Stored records
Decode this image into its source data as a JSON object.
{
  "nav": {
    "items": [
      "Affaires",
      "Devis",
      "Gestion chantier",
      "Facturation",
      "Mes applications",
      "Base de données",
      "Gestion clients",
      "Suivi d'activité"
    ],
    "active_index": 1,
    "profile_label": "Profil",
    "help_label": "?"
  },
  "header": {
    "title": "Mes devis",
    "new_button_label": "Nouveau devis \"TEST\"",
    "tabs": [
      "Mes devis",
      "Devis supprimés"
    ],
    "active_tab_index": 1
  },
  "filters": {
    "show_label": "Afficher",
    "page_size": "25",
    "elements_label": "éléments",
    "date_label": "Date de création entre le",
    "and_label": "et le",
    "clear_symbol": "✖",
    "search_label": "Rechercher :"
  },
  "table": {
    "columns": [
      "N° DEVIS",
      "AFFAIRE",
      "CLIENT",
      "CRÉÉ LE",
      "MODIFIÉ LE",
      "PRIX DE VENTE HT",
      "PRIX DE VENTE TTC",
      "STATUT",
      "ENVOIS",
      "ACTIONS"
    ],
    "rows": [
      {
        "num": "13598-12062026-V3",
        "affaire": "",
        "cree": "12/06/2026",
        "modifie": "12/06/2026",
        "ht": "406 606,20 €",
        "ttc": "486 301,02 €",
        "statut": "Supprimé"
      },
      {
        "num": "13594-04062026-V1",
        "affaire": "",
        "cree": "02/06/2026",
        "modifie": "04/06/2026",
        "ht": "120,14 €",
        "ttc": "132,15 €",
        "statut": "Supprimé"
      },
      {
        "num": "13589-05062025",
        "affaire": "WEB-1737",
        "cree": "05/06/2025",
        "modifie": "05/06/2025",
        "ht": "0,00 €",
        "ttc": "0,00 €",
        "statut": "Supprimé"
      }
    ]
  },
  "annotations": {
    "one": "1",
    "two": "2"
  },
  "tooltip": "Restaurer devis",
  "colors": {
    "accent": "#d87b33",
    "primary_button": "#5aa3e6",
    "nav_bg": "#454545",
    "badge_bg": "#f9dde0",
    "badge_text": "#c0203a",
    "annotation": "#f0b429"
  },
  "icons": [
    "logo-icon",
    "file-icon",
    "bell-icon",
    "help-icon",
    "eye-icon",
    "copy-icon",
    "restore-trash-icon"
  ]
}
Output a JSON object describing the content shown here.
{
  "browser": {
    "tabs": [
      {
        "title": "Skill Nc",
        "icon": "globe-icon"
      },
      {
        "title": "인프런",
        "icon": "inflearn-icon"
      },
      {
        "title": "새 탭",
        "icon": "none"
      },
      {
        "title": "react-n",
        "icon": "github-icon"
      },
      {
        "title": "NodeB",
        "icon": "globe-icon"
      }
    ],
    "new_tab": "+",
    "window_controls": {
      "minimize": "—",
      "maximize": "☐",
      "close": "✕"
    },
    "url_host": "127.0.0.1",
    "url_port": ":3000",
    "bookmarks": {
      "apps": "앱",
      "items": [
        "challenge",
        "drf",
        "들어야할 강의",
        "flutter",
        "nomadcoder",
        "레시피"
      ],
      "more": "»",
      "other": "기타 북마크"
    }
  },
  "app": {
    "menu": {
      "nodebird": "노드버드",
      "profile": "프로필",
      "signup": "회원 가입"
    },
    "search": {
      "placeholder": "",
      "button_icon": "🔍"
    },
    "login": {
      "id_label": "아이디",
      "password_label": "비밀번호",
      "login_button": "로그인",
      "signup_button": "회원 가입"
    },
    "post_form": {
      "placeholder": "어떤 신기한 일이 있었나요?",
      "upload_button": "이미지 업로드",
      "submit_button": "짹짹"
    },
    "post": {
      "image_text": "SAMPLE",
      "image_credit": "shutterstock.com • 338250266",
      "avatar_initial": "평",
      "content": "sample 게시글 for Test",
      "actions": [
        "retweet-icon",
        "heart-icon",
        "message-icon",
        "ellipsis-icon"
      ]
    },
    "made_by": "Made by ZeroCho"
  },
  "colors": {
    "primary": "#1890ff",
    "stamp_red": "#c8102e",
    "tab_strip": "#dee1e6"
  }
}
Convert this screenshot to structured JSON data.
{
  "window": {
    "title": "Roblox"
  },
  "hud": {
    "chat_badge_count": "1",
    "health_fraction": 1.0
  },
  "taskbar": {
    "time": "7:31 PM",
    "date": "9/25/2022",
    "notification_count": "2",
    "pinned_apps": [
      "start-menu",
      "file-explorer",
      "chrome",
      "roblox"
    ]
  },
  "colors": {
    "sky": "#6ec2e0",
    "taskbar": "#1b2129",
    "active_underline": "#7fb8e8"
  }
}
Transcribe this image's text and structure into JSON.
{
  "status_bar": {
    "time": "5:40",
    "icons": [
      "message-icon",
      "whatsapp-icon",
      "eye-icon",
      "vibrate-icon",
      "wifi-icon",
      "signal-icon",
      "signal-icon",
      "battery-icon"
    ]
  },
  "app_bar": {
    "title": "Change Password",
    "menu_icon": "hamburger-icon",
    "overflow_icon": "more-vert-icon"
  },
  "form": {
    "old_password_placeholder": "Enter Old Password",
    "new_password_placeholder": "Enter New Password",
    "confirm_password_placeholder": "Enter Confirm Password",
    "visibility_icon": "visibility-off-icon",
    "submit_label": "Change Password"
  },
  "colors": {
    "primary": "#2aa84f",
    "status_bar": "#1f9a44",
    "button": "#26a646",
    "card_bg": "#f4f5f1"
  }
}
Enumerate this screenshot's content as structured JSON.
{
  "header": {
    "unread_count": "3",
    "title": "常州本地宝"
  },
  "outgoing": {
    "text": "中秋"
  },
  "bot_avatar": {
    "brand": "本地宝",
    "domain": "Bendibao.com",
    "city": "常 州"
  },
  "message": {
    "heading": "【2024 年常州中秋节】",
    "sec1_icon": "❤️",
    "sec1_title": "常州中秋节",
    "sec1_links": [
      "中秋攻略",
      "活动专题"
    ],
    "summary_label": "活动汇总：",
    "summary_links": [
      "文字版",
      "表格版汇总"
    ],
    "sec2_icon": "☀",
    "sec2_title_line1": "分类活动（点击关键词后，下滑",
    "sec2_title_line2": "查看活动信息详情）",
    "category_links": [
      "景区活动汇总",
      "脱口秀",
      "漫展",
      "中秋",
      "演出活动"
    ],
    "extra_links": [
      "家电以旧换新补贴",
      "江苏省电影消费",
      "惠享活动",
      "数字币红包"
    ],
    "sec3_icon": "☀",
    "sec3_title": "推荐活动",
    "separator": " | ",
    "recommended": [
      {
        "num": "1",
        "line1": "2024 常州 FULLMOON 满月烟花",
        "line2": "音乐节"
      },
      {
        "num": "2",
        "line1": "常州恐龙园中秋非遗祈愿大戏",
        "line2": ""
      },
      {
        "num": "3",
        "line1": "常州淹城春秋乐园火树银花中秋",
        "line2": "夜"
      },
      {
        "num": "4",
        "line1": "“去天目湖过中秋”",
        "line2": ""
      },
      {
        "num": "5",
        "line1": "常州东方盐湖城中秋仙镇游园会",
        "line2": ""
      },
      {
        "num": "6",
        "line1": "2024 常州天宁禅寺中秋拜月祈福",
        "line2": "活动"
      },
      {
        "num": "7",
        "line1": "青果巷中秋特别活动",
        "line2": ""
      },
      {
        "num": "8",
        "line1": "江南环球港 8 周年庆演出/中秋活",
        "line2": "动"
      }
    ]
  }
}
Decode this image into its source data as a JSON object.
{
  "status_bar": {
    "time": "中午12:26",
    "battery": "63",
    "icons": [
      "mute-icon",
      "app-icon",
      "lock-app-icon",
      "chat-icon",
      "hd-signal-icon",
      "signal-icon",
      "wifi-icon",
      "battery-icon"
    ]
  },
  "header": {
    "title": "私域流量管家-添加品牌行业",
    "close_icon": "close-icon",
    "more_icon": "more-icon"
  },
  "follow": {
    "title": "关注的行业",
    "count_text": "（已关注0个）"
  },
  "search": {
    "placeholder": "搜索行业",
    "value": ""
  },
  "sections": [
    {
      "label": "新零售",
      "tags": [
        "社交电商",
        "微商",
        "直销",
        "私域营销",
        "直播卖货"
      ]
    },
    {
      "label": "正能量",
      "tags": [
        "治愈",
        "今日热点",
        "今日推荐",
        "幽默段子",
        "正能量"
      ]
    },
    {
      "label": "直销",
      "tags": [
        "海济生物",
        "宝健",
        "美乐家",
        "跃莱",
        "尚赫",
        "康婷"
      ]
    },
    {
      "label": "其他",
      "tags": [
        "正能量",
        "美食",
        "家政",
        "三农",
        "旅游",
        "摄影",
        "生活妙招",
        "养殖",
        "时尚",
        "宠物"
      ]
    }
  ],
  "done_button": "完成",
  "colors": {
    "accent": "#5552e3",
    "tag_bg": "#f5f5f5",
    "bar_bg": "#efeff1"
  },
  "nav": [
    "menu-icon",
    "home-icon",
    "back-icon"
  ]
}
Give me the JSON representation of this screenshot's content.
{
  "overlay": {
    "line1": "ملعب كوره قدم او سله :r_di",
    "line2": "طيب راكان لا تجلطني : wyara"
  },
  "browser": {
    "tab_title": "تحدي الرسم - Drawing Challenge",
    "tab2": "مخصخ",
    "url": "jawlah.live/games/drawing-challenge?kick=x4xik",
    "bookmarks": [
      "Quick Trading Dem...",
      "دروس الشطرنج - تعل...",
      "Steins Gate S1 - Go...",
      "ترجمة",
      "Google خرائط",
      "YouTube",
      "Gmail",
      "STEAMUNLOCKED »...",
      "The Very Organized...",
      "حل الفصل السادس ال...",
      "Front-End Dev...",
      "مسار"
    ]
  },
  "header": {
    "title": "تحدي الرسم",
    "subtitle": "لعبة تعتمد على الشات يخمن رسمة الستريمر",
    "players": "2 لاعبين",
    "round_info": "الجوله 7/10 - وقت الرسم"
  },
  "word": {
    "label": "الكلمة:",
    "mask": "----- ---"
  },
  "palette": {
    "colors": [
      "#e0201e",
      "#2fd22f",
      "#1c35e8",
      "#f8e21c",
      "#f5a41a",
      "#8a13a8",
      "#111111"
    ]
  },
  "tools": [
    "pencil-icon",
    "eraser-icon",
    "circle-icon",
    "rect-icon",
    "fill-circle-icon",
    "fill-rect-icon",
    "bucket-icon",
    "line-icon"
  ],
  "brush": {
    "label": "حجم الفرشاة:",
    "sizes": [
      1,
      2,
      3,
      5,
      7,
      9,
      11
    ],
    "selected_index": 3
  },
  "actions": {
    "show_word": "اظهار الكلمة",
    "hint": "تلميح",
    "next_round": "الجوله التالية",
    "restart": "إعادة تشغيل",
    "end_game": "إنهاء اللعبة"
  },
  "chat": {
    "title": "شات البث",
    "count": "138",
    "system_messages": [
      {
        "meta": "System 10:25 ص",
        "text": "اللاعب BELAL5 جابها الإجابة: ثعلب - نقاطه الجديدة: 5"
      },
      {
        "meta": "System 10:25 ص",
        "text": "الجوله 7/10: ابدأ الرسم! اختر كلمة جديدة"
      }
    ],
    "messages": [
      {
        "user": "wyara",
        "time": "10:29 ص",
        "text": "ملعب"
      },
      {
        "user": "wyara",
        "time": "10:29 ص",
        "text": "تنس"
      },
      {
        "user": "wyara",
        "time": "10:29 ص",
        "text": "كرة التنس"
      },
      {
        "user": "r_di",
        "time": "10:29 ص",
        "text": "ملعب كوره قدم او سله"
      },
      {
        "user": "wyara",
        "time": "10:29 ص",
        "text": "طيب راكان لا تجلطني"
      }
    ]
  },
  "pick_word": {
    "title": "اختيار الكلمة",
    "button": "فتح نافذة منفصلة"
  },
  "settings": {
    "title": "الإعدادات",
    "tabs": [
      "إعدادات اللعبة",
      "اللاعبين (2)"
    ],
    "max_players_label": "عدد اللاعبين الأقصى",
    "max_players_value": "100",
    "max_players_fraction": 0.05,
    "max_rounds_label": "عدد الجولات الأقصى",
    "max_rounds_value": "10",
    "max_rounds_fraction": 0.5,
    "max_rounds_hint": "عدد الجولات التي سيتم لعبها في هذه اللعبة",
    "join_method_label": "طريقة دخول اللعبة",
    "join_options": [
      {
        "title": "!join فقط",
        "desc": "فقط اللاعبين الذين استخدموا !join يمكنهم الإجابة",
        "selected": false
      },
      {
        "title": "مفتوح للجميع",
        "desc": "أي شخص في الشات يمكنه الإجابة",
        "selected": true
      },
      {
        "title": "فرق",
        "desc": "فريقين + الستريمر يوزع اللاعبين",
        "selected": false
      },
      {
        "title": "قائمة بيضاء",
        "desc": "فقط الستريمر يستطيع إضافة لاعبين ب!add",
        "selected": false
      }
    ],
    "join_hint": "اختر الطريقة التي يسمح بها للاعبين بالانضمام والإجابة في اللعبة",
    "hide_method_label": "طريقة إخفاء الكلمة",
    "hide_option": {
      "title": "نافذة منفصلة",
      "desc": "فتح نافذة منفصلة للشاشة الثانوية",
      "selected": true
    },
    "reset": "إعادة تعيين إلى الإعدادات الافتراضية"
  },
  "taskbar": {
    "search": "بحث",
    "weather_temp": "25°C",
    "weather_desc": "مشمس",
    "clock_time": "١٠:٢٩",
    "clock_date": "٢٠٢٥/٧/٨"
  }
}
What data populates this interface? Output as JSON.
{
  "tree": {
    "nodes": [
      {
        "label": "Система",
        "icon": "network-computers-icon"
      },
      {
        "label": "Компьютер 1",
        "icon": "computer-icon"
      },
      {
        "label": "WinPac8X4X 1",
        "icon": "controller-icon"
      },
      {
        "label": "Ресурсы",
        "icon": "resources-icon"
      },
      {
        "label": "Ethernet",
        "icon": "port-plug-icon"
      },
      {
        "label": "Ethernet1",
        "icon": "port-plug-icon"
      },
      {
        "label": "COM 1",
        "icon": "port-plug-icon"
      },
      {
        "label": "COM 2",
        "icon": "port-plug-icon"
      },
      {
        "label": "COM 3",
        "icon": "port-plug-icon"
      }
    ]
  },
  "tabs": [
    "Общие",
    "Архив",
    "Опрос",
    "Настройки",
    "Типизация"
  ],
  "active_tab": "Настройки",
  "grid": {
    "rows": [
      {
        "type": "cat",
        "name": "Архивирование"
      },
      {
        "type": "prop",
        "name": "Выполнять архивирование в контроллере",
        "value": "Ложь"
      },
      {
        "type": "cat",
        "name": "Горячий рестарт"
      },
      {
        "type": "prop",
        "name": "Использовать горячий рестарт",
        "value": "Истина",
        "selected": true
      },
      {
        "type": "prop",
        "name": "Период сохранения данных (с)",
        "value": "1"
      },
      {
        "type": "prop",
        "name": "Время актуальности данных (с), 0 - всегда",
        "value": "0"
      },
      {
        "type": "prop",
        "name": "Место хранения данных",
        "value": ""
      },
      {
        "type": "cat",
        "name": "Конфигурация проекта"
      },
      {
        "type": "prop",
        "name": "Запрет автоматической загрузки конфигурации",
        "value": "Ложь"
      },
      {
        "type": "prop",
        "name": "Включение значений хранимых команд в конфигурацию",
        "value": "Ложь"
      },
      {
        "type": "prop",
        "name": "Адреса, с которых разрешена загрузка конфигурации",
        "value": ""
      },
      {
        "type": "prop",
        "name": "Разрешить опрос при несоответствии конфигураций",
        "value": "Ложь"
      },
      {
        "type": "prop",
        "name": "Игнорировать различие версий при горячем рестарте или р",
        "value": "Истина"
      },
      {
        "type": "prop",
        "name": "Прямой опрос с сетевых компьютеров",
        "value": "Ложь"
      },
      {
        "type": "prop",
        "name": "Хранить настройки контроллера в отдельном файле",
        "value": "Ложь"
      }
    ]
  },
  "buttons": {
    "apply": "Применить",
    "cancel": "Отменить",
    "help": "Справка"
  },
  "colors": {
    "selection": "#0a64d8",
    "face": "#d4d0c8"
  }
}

(PROBLEM) Make a copy of each line that contains the string "الشات".

(SOLVED EXERCISE)
    "subtitle": "لعبة تعتمد على الشات يخمن رسمة الستريمر",
        "desc": "أي شخص في الشات يمكنه الإجابة",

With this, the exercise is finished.